— start of EXCERPTED DATA —

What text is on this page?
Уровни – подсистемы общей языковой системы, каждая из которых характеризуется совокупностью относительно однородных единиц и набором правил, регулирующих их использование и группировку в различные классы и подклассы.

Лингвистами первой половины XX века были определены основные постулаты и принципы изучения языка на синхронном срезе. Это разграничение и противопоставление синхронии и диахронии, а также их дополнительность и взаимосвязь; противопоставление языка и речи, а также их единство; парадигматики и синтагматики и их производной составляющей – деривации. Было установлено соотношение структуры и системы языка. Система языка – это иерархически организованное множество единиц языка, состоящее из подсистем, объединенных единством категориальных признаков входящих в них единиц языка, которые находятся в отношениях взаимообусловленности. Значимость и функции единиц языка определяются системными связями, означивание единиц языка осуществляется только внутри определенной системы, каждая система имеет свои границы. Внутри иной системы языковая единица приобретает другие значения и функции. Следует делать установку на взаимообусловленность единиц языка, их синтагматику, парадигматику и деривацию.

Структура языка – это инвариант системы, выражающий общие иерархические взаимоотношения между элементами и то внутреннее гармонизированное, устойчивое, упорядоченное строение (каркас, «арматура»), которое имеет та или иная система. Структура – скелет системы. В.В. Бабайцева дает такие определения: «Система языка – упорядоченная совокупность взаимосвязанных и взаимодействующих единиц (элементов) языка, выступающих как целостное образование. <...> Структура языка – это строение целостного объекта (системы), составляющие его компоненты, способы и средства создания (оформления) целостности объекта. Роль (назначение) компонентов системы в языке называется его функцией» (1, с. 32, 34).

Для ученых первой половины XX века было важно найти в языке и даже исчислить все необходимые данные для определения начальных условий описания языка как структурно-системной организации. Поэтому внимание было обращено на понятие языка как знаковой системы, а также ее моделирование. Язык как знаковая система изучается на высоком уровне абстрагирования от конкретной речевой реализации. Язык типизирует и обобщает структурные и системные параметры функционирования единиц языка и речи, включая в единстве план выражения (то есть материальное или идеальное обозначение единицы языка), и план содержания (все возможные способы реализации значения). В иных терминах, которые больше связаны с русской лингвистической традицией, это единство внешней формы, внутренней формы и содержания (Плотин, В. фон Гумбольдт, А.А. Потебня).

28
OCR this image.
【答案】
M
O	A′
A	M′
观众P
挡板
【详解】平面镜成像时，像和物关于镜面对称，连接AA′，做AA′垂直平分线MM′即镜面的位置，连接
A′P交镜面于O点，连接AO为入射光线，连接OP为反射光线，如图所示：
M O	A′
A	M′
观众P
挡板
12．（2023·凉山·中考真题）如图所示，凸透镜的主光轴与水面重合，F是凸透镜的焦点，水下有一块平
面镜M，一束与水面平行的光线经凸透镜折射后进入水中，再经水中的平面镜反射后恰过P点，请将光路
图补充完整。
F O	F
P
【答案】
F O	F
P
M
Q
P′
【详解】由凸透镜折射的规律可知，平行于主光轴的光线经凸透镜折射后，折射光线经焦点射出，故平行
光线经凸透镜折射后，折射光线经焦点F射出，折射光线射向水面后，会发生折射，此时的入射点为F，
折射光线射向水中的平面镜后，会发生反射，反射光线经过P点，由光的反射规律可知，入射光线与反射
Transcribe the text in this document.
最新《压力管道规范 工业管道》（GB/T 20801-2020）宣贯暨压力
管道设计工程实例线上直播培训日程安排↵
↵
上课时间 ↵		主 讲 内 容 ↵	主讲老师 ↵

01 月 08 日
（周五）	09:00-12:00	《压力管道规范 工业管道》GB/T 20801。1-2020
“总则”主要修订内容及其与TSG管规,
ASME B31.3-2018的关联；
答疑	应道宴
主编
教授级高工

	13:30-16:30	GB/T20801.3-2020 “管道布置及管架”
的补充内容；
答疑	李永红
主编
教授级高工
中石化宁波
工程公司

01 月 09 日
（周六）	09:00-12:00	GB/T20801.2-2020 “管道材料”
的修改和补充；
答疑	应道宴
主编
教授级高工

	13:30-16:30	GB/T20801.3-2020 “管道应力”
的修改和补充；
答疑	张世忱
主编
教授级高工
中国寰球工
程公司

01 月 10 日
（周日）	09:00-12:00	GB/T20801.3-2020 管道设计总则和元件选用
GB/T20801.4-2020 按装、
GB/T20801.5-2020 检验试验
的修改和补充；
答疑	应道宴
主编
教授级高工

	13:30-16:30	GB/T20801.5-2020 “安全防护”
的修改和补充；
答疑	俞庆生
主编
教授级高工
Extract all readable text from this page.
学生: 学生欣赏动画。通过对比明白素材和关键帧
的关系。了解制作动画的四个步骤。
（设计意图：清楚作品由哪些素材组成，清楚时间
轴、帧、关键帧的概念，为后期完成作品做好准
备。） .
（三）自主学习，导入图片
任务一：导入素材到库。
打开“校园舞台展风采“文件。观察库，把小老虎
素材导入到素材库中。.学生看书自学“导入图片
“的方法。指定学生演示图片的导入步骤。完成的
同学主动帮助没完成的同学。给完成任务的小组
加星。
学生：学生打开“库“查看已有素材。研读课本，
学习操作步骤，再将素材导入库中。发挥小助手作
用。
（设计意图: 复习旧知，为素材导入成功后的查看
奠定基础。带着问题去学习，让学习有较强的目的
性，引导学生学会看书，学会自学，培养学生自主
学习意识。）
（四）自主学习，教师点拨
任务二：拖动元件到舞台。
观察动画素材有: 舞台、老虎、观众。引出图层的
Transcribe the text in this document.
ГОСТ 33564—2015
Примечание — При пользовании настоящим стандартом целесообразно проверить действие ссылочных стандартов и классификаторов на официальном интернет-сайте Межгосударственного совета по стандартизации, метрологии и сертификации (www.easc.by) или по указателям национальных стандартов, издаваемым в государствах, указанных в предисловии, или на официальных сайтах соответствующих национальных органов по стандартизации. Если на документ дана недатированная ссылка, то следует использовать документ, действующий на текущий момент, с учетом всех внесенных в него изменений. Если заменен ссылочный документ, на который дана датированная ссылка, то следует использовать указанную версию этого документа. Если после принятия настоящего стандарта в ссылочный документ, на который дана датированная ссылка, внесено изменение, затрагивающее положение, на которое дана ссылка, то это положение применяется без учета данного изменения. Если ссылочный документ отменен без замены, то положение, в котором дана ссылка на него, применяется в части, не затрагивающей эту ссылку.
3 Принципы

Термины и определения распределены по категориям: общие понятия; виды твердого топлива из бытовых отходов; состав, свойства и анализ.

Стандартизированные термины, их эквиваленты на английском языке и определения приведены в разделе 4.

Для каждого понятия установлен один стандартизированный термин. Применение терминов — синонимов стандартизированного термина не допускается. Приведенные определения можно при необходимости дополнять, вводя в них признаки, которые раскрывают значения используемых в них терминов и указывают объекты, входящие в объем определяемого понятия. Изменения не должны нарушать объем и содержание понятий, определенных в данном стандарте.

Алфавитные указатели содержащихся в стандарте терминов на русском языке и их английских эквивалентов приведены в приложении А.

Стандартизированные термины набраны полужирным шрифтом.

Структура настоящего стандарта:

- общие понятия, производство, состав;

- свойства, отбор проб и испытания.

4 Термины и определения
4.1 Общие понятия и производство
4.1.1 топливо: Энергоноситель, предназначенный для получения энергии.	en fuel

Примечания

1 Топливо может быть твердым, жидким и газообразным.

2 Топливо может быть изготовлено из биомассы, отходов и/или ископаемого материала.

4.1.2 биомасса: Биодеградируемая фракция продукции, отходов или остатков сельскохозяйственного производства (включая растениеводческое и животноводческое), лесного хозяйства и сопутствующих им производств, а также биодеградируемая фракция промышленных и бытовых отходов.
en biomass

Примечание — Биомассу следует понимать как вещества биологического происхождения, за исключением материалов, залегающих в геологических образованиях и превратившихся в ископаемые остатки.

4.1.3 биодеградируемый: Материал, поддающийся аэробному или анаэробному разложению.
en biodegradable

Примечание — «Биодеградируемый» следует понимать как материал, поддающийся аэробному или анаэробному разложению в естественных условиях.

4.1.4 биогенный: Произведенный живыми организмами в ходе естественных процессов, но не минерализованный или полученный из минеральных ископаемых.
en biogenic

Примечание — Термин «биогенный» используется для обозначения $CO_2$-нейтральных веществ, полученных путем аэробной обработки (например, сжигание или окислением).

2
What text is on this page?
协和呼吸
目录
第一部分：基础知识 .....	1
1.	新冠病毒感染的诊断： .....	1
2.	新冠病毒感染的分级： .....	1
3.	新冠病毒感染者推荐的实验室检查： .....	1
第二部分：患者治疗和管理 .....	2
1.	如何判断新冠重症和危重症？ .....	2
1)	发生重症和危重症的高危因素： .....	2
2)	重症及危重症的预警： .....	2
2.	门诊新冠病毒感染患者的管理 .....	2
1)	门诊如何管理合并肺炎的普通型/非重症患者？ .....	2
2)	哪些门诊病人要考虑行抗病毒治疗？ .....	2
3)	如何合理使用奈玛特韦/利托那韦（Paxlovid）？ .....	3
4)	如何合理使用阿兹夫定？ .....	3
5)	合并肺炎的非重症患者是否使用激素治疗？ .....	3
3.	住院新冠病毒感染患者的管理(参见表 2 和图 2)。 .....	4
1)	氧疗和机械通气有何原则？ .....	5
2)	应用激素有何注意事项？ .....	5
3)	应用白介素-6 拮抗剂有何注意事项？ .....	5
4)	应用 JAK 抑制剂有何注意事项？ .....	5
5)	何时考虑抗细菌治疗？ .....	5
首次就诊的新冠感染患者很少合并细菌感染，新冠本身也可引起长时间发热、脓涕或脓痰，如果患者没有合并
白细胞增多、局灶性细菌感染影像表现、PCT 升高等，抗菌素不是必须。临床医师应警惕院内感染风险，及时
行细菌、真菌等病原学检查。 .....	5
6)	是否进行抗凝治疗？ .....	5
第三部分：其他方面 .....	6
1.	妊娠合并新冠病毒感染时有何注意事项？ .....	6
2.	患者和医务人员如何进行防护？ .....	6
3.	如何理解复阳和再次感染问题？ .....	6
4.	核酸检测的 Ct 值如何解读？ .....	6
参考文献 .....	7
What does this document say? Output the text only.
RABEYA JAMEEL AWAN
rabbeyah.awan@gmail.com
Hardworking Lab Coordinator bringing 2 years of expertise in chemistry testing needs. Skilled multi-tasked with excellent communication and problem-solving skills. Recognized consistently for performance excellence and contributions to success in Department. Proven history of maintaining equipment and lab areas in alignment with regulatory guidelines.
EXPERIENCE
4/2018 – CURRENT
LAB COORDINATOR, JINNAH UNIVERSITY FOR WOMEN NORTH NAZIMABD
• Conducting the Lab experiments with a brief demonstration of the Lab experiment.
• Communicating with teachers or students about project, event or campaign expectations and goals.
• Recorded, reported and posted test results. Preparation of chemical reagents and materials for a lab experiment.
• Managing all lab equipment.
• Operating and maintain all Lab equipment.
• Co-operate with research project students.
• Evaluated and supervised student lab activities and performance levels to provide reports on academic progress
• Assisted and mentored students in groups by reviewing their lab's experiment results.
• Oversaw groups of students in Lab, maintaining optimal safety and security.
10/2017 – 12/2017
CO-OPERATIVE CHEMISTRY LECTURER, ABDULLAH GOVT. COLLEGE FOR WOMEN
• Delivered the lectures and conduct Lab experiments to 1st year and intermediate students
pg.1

— end of EXCERPTED DATA —

● **WORK TO DO**: In the entries above, find the line containing "What does this". Set down that line and every line after it through the last one, exactly and alone.

● **SOLUTION FOR THIS PROBLEM**:
What does this document say? Output the text only.
RABEYA JAMEEL AWAN
rabbeyah.awan@gmail.com
Hardworking Lab Coordinator bringing 2 years of expertise in chemistry testing needs. Skilled multi-tasked with excellent communication and problem-solving skills. Recognized consistently for performance excellence and contributions to success in Department. Proven history of maintaining equipment and lab areas in alignment with regulatory guidelines.
EXPERIENCE
4/2018 – CURRENT
LAB COORDINATOR, JINNAH UNIVERSITY FOR WOMEN NORTH NAZIMABD
• Conducting the Lab experiments with a brief demonstration of the Lab experiment.
• Communicating with teachers or students about project, event or campaign expectations and goals.
• Recorded, reported and posted test results. Preparation of chemical reagents and materials for a lab experiment.
• Managing all lab equipment.
• Operating and maintain all Lab equipment.
• Co-operate with research project students.
• Evaluated and supervised student lab activities and performance levels to provide reports on academic progress
• Assisted and mentored students in groups by reviewing their lab's experiment results.
• Oversaw groups of students in Lab, maintaining optimal safety and security.
10/2017 – 12/2017
CO-OPERATIVE CHEMISTRY LECTURER, ABDULLAH GOVT. COLLEGE FOR WOMEN
• Delivered the lectures and conduct Lab experiments to 1st year and intermediate students
pg.1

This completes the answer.